+++ DATA IN THIS EXERCISE

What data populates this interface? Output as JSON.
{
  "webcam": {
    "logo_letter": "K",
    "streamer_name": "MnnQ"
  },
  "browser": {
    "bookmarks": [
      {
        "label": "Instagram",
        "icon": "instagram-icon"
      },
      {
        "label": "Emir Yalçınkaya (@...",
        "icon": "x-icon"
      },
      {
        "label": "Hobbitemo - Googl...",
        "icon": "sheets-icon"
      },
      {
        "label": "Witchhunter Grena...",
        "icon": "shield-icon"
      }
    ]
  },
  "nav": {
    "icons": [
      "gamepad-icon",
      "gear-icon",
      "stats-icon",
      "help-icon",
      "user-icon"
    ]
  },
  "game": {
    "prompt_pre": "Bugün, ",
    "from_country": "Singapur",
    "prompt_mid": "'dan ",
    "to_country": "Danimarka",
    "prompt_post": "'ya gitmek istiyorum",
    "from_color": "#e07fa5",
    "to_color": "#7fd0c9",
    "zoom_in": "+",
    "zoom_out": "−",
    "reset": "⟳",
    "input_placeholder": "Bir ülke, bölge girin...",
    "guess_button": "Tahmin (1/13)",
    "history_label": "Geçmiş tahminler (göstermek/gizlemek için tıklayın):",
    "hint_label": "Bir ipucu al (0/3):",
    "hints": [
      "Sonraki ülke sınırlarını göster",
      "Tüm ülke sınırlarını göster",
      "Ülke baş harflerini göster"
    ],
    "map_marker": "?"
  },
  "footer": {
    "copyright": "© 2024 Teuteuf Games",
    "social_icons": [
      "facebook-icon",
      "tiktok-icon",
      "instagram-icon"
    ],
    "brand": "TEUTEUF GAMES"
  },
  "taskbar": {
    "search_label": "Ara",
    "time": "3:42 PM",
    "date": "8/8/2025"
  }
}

++++++

▶ **EXERCISE**: Every entry needs to be retyped exactly.

▶ **FINAL ANSWER**:
What data populates this interface? Output as JSON.
{
  "webcam": {
    "logo_letter": "K",
    "streamer_name": "MnnQ"
  },
  "browser": {
    "bookmarks": [
      {
        "label": "Instagram",
        "icon": "instagram-icon"
      },
      {
        "label": "Emir Yalçınkaya (@...",
        "icon": "x-icon"
      },
      {
        "label": "Hobbitemo - Googl...",
        "icon": "sheets-icon"
      },
      {
        "label": "Witchhunter Grena...",
        "icon": "shield-icon"
      }
    ]
  },
  "nav": {
    "icons": [
      "gamepad-icon",
      "gear-icon",
      "stats-icon",
      "help-icon",
      "user-icon"
    ]
  },
  "game": {
    "prompt_pre": "Bugün, ",
    "from_country": "Singapur",
    "prompt_mid": "'dan ",
    "to_country": "Danimarka",
    "prompt_post": "'ya gitmek istiyorum",
    "from_color": "#e07fa5",
    "to_color": "#7fd0c9",
    "zoom_in": "+",
    "zoom_out": "−",
    "reset": "⟳",
    "input_placeholder": "Bir ülke, bölge girin...",
    "guess_button": "Tahmin (1/13)",
    "history_label": "Geçmiş tahminler (göstermek/gizlemek için tıklayın):",
    "hint_label": "Bir ipucu al (0/3):",
    "hints": [
      "Sonraki ülke sınırlarını göster",
      "Tüm ülke sınırlarını göster",
      "Ülke baş harflerini göster"
    ],
    "map_marker": "?"
  },
  "footer": {
    "copyright": "© 2024 Teuteuf Games",
    "social_icons": [
      "facebook-icon",
      "tiktok-icon",
      "instagram-icon"
    ],
    "brand": "TEUTEUF GAMES"
  },
  "taskbar": {
    "search_label": "Ara",
    "time": "3:42 PM",
    "date": "8/8/2025"
  }
}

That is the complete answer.